— Begin DATASET EXCERPTS —
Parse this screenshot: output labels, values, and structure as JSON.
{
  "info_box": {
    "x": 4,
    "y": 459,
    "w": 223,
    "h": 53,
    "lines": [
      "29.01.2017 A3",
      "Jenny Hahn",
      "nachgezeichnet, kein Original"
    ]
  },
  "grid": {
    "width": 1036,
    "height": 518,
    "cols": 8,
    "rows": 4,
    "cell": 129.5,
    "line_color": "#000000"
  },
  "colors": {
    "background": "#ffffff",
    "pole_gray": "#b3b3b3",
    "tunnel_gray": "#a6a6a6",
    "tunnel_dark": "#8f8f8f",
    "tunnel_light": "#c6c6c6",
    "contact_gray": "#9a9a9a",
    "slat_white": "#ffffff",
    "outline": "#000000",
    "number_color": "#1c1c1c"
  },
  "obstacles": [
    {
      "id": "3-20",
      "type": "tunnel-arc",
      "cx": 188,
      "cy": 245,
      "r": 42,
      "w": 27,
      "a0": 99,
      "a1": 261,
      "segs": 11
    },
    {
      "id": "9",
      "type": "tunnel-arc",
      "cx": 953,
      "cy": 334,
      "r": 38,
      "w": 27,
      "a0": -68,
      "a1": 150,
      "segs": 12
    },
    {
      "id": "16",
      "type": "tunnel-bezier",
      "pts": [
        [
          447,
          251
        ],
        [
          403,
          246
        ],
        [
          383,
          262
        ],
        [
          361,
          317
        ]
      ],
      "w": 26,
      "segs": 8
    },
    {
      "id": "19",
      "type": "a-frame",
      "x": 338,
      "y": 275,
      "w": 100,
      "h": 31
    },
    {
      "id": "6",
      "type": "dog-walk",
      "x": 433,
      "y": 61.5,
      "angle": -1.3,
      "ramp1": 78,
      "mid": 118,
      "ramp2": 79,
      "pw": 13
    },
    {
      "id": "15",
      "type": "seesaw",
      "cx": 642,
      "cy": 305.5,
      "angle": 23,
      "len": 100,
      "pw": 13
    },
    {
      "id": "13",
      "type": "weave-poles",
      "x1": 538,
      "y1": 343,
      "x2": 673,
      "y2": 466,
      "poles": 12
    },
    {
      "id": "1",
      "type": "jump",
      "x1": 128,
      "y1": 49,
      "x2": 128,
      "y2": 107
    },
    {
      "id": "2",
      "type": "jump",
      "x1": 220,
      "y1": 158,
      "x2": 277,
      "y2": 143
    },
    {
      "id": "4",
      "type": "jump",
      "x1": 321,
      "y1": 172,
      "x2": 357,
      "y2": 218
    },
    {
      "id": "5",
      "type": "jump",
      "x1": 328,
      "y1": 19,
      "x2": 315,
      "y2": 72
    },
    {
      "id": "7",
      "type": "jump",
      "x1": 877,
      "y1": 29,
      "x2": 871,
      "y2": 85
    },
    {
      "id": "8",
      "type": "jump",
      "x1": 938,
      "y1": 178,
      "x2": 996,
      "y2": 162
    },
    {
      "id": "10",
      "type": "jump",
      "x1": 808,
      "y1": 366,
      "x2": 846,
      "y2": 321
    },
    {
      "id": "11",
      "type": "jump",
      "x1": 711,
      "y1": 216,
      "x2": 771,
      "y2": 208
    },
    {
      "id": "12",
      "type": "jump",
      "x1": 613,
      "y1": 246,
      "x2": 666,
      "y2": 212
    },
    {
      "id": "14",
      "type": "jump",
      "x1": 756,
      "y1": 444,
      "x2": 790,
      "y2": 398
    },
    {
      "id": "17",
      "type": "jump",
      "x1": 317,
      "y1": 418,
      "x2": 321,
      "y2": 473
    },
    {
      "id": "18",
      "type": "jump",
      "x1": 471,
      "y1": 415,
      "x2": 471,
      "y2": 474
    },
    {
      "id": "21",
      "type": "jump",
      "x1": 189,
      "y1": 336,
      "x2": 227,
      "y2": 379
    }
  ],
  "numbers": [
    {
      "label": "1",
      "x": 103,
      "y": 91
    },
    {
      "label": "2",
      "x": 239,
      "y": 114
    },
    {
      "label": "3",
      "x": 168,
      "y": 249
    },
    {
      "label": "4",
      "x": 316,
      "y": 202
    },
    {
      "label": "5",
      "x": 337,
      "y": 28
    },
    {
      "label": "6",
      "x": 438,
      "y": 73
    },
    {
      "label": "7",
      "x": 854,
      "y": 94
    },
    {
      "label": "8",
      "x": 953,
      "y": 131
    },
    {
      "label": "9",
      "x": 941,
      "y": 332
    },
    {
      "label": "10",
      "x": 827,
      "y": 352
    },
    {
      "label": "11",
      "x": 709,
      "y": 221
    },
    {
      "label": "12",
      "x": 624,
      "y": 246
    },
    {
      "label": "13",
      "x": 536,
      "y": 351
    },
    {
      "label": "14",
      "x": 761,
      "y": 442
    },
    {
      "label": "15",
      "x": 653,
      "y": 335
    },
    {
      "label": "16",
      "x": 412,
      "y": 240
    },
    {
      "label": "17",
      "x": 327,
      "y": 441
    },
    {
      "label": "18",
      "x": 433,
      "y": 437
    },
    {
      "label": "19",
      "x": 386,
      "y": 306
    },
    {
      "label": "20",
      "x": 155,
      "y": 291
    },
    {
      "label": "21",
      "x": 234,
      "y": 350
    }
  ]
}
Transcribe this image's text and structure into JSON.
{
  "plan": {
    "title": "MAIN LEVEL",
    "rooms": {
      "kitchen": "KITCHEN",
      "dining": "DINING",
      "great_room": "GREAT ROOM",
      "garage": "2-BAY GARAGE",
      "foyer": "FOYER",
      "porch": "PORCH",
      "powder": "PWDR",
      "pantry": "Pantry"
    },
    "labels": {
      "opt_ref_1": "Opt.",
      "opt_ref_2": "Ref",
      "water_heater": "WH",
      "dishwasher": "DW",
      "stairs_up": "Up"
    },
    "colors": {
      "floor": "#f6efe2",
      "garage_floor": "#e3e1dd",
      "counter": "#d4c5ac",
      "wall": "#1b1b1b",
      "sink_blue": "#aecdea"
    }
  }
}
— End DATASET EXCERPTS —
▸ **TASK OBJECTIVE**
Reproduce the entries above exactly.

▸ **IN RESPONSE**
Parse this screenshot: output labels, values, and structure as JSON.
{
  "info_box": {
    "x": 4,
    "y": 459,
    "w": 223,
    "h": 53,
    "lines": [
      "29.01.2017 A3",
      "Jenny Hahn",
      "nachgezeichnet, kein Original"
    ]
  },
  "grid": {
    "width": 1036,
    "height": 518,
    "cols": 8,
    "rows": 4,
    "cell": 129.5,
    "line_color": "#000000"
  },
  "colors": {
    "background": "#ffffff",
    "pole_gray": "#b3b3b3",
    "tunnel_gray": "#a6a6a6",
    "tunnel_dark": "#8f8f8f",
    "tunnel_light": "#c6c6c6",
    "contact_gray": "#9a9a9a",
    "slat_white": "#ffffff",
    "outline": "#000000",
    "number_color": "#1c1c1c"
  },
  "obstacles": [
    {
      "id": "3-20",
      "type": "tunnel-arc",
      "cx": 188,
      "cy": 245,
      "r": 42,
      "w": 27,
      "a0": 99,
      "a1": 261,
      "segs": 11
    },
    {
      "id": "9",
      "type": "tunnel-arc",
      "cx": 953,
      "cy": 334,
      "r": 38,
      "w": 27,
      "a0": -68,
      "a1": 150,
      "segs": 12
    },
    {
      "id": "16",
      "type": "tunnel-bezier",
      "pts": [
        [
          447,
          251
        ],
        [
          403,
          246
        ],
        [
          383,
          262
        ],
        [
          361,
          317
        ]
      ],
      "w": 26,
      "segs": 8
    },
    {
      "id": "19",
      "type": "a-frame",
      "x": 338,
      "y": 275,
      "w": 100,
      "h": 31
    },
    {
      "id": "6",
      "type": "dog-walk",
      "x": 433,
      "y": 61.5,
      "angle": -1.3,
      "ramp1": 78,
      "mid": 118,
      "ramp2": 79,
      "pw": 13
    },
    {
      "id": "15",
      "type": "seesaw",
      "cx": 642,
      "cy": 305.5,
      "angle": 23,
      "len": 100,
      "pw": 13
    },
    {
      "id": "13",
      "type": "weave-poles",
      "x1": 538,
      "y1": 343,
      "x2": 673,
      "y2": 466,
      "poles": 12
    },
    {
      "id": "1",
      "type": "jump",
      "x1": 128,
      "y1": 49,
      "x2": 128,
      "y2": 107
    },
    {
      "id": "2",
      "type": "jump",
      "x1": 220,
      "y1": 158,
      "x2": 277,
      "y2": 143
    },
    {
      "id": "4",
      "type": "jump",
      "x1": 321,
      "y1": 172,
      "x2": 357,
      "y2": 218
    },
    {
      "id": "5",
      "type": "jump",
      "x1": 328,
      "y1": 19,
      "x2": 315,
      "y2": 72
    },
    {
      "id": "7",
      "type": "jump",
      "x1": 877,
      "y1": 29,
      "x2": 871,
      "y2": 85
    },
    {
      "id": "8",
      "type": "jump",
      "x1": 938,
      "y1": 178,
      "x2": 996,
      "y2": 162
    },
    {
      "id": "10",
      "type": "jump",
      "x1": 808,
      "y1": 366,
      "x2": 846,
      "y2": 321
    },
    {
      "id": "11",
      "type": "jump",
      "x1": 711,
      "y1": 216,
      "x2": 771,
      "y2": 208
    },
    {
      "id": "12",
      "type": "jump",
      "x1": 613,
      "y1": 246,
      "x2": 666,
      "y2": 212
    },
    {
      "id": "14",
      "type": "jump",
      "x1": 756,
      "y1": 444,
      "x2": 790,
      "y2": 398
    },
    {
      "id": "17",
      "type": "jump",
      "x1": 317,
      "y1": 418,
      "x2": 321,
      "y2": 473
    },
    {
      "id": "18",
      "type": "jump",
      "x1": 471,
      "y1": 415,
      "x2": 471,
      "y2": 474
    },
    {
      "id": "21",
      "type": "jump",
      "x1": 189,
      "y1": 336,
      "x2": 227,
      "y2": 379
    }
  ],
  "numbers": [
    {
      "label": "1",
      "x": 103,
      "y": 91
    },
    {
      "label": "2",
      "x": 239,
      "y": 114
    },
    {
      "label": "3",
      "x": 168,
      "y": 249
    },
    {
      "label": "4",
      "x": 316,
      "y": 202
    },
    {
      "label": "5",
      "x": 337,
      "y": 28
    },
    {
      "label": "6",
      "x": 438,
      "y": 73
    },
    {
      "label": "7",
      "x": 854,
      "y": 94
    },
    {
      "label": "8",
      "x": 953,
      "y": 131
    },
    {
      "label": "9",
      "x": 941,
      "y": 332
    },
    {
      "label": "10",
      "x": 827,
      "y": 352
    },
    {
      "label": "11",
      "x": 709,
      "y": 221
    },
    {
      "label": "12",
      "x": 624,
      "y": 246
    },
    {
      "label": "13",
      "x": 536,
      "y": 351
    },
    {
      "label": "14",
      "x": 761,
      "y": 442
    },
    {
      "label": "15",
      "x": 653,
      "y": 335
    },
    {
      "label": "16",
      "x": 412,
      "y": 240
    },
    {
      "label": "17",
      "x": 327,
      "y": 441
    },
    {
      "label": "18",
      "x": 433,
      "y": 437
    },
    {
      "label": "19",
      "x": 386,
      "y": 306
    },
    {
      "label": "20",
      "x": 155,
      "y": 291
    },
    {
      "label": "21",
      "x": 234,
      "y": 350
    }
  ]
}
Transcribe this image's text and structure into JSON.
{
  "plan": {
    "title": "MAIN LEVEL",
    "rooms": {
      "kitchen": "KITCHEN",
      "dining": "DINING",
      "great_room": "GREAT ROOM",
      "garage": "2-BAY GARAGE",
      "foyer": "FOYER",
      "porch": "PORCH",
      "powder": "PWDR",
      "pantry": "Pantry"
    },
    "labels": {
      "opt_ref_1": "Opt.",
      "opt_ref_2": "Ref",
      "water_heater": "WH",
      "dishwasher": "DW",
      "stairs_up": "Up"
    },
    "colors": {
      "floor": "#f6efe2",
      "garage_floor": "#e3e1dd",
      "counter": "#d4c5ac",
      "wall": "#1b1b1b",
      "sink_blue": "#aecdea"
    }
  }
}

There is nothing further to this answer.